→ **Problem to work on**
Please repeat all of the lines that follow, exactly as written.

→ **Records for the exercise**
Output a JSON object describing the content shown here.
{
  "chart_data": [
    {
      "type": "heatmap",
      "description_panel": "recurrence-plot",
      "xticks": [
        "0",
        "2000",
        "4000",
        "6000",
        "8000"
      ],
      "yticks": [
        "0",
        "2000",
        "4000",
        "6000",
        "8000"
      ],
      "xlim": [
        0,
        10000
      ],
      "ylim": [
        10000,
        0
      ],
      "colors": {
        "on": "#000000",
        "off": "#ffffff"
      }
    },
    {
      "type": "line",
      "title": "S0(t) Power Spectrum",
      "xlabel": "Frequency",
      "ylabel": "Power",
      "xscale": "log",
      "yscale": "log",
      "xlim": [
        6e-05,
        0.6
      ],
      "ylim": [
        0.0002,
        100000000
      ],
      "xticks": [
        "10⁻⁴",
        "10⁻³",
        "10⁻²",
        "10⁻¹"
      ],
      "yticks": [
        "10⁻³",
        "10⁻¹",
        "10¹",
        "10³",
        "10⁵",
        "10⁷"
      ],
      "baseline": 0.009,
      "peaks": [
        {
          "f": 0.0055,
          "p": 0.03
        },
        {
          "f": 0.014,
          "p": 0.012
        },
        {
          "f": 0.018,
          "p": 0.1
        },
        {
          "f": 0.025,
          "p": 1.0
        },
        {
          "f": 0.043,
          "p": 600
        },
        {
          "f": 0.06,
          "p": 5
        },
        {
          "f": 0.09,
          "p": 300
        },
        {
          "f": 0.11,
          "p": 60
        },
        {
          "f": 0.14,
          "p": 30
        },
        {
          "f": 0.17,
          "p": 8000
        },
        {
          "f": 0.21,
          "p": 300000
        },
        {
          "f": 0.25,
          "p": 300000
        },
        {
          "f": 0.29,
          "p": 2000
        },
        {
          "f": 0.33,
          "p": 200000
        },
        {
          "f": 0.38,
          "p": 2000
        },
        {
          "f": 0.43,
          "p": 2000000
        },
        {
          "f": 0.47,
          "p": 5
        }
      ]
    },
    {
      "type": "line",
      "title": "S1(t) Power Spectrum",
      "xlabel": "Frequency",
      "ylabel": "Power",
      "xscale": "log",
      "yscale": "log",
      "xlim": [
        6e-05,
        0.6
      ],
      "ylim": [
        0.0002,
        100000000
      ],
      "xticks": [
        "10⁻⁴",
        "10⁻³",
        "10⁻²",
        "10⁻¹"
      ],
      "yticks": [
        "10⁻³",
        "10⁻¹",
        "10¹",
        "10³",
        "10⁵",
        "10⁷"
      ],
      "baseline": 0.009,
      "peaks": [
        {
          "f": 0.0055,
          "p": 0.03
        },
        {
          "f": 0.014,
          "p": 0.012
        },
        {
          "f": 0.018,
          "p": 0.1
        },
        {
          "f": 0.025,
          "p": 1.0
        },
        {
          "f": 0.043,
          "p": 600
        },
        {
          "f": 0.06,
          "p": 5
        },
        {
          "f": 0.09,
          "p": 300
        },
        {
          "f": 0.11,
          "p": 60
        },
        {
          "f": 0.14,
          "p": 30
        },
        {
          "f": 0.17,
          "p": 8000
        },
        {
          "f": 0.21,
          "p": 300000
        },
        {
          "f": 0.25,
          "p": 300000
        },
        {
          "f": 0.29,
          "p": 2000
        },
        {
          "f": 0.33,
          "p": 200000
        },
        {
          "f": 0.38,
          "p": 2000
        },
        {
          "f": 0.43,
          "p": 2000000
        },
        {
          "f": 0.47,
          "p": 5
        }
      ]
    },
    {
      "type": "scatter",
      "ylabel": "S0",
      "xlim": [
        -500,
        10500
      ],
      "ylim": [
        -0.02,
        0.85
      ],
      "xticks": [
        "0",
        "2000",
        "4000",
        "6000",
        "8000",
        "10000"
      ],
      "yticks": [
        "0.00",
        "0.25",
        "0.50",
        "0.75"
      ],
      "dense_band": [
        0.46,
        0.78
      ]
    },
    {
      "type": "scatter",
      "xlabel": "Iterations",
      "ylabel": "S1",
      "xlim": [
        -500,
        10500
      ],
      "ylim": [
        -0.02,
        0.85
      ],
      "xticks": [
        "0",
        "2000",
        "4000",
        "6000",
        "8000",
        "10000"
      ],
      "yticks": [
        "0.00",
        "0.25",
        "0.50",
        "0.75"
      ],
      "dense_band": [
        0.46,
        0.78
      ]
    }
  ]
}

→ **Output below**
Output a JSON object describing the content shown here.
{
  "chart_data": [
    {
      "type": "heatmap",
      "description_panel": "recurrence-plot",
      "xticks": [
        "0",
        "2000",
        "4000",
        "6000",
        "8000"
      ],
      "yticks": [
        "0",
        "2000",
        "4000",
        "6000",
        "8000"
      ],
      "xlim": [
        0,
        10000
      ],
      "ylim": [
        10000,
        0
      ],
      "colors": {
        "on": "#000000",
        "off": "#ffffff"
      }
    },
    {
      "type": "line",
      "title": "S0(t) Power Spectrum",
      "xlabel": "Frequency",
      "ylabel": "Power",
      "xscale": "log",
      "yscale": "log",
      "xlim": [
        6e-05,
        0.6
      ],
      "ylim": [
        0.0002,
        100000000
      ],
      "xticks": [
        "10⁻⁴",
        "10⁻³",
        "10⁻²",
        "10⁻¹"
      ],
      "yticks": [
        "10⁻³",
        "10⁻¹",
        "10¹",
        "10³",
        "10⁵",
        "10⁷"
      ],
      "baseline": 0.009,
      "peaks": [
        {
          "f": 0.0055,
          "p": 0.03
        },
        {
          "f": 0.014,
          "p": 0.012
        },
        {
          "f": 0.018,
          "p": 0.1
        },
        {
          "f": 0.025,
          "p": 1.0
        },
        {
          "f": 0.043,
          "p": 600
        },
        {
          "f": 0.06,
          "p": 5
        },
        {
          "f": 0.09,
          "p": 300
        },
        {
          "f": 0.11,
          "p": 60
        },
        {
          "f": 0.14,
          "p": 30
        },
        {
          "f": 0.17,
          "p": 8000
        },
        {
          "f": 0.21,
          "p": 300000
        },
        {
          "f": 0.25,
          "p": 300000
        },
        {
          "f": 0.29,
          "p": 2000
        },
        {
          "f": 0.33,
          "p": 200000
        },
        {
          "f": 0.38,
          "p": 2000
        },
        {
          "f": 0.43,
          "p": 2000000
        },
        {
          "f": 0.47,
          "p": 5
        }
      ]
    },
    {
      "type": "line",
      "title": "S1(t) Power Spectrum",
      "xlabel": "Frequency",
      "ylabel": "Power",
      "xscale": "log",
      "yscale": "log",
      "xlim": [
        6e-05,
        0.6
      ],
      "ylim": [
        0.0002,
        100000000
      ],
      "xticks": [
        "10⁻⁴",
        "10⁻³",
        "10⁻²",
        "10⁻¹"
      ],
      "yticks": [
        "10⁻³",
        "10⁻¹",
        "10¹",
        "10³",
        "10⁵",
        "10⁷"
      ],
      "baseline": 0.009,
      "peaks": [
        {
          "f": 0.0055,
          "p": 0.03
        },
        {
          "f": 0.014,
          "p": 0.012
        },
        {
          "f": 0.018,
          "p": 0.1
        },
        {
          "f": 0.025,
          "p": 1.0
        },
        {
          "f": 0.043,
          "p": 600
        },
        {
          "f": 0.06,
          "p": 5
        },
        {
          "f": 0.09,
          "p": 300
        },
        {
          "f": 0.11,
          "p": 60
        },
        {
          "f": 0.14,
          "p": 30
        },
        {
          "f": 0.17,
          "p": 8000
        },
        {
          "f": 0.21,
          "p": 300000
        },
        {
          "f": 0.25,
          "p": 300000
        },
        {
          "f": 0.29,
          "p": 2000
        },
        {
          "f": 0.33,
          "p": 200000
        },
        {
          "f": 0.38,
          "p": 2000
        },
        {
          "f": 0.43,
          "p": 2000000
        },
        {
          "f": 0.47,
          "p": 5
        }
      ]
    },
    {
      "type": "scatter",
      "ylabel": "S0",
      "xlim": [
        -500,
        10500
      ],
      "ylim": [
        -0.02,
        0.85
      ],
      "xticks": [
        "0",
        "2000",
        "4000",
        "6000",
        "8000",
        "10000"
      ],
      "yticks": [
        "0.00",
        "0.25",
        "0.50",
        "0.75"
      ],
      "dense_band": [
        0.46,
        0.78
      ]
    },
    {
      "type": "scatter",
      "xlabel": "Iterations",
      "ylabel": "S1",
      "xlim": [
        -500,
        10500
      ],
      "ylim": [
        -0.02,
        0.85
      ],
      "xticks": [
        "0",
        "2000",
        "4000",
        "6000",
        "8000",
        "10000"
      ],
      "yticks": [
        "0.00",
        "0.25",
        "0.50",
        "0.75"
      ],
      "dense_band": [
        0.46,
        0.78
      ]
    }
  ]
}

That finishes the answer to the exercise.